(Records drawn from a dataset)
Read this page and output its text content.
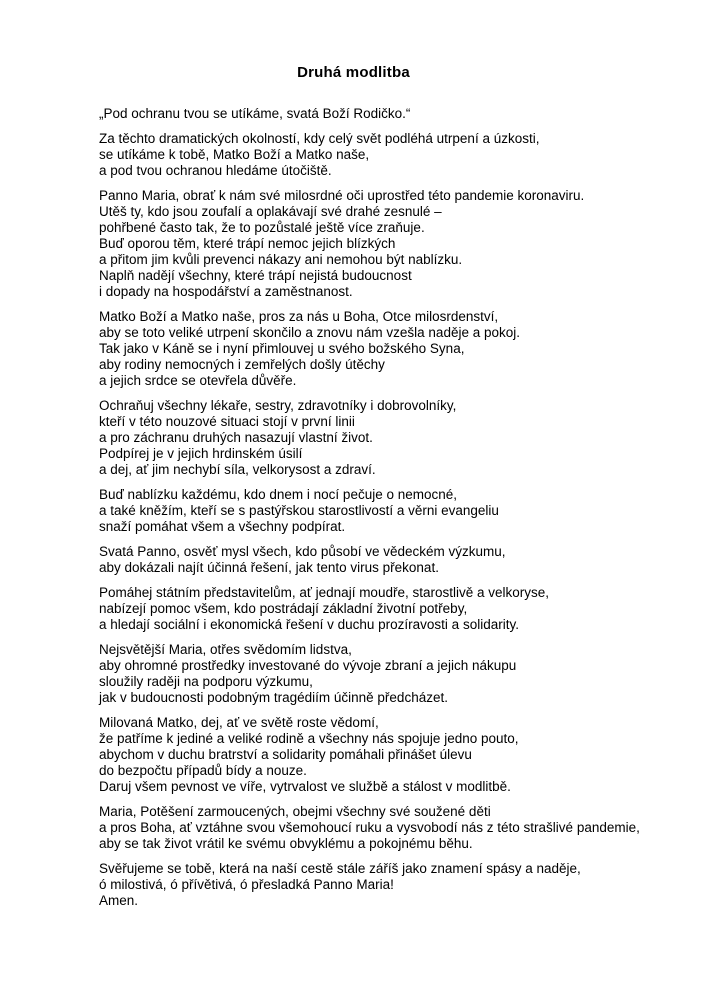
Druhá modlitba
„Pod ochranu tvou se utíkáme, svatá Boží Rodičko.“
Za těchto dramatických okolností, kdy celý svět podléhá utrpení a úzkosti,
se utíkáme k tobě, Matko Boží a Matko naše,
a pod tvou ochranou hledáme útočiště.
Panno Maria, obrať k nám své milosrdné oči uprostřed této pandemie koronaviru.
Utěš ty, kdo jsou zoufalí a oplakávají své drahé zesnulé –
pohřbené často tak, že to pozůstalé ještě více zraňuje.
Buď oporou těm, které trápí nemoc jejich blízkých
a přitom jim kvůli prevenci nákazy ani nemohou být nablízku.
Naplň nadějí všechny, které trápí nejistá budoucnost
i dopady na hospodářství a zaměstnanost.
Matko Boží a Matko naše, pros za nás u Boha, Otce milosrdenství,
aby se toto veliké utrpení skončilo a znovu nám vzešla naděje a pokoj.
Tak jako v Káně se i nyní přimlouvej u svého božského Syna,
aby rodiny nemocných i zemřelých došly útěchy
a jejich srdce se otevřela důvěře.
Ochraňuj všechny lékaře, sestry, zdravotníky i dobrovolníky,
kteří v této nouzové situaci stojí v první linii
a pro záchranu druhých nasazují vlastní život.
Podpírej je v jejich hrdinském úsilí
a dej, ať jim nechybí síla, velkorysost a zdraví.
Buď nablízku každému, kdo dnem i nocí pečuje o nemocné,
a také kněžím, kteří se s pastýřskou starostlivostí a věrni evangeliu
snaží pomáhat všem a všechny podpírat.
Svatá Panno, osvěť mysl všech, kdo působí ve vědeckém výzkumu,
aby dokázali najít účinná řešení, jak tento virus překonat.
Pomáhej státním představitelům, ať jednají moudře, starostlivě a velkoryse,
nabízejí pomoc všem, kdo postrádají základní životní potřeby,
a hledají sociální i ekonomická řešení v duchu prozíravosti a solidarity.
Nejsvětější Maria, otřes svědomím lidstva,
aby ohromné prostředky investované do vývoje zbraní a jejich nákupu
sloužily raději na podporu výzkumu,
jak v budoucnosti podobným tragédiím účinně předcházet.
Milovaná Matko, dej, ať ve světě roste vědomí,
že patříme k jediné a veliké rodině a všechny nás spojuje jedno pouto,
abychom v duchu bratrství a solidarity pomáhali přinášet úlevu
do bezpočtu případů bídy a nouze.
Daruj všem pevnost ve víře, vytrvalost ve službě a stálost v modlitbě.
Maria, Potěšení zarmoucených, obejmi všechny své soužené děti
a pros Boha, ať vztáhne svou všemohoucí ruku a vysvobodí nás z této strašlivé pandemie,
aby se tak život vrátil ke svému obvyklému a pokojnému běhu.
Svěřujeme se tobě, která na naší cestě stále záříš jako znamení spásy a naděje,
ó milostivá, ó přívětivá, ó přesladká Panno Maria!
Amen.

### WHAT THE EXERCISE ASKS
Search the lines above for the string "veliké", then show every one that has it.

### WRITTEN REPLY
aby se toto veliké utrpení skončilo a znovu nám vzešla naděje a pokoj.
že patříme k jediné a veliké rodině a všechny nás spojuje jedno pouto,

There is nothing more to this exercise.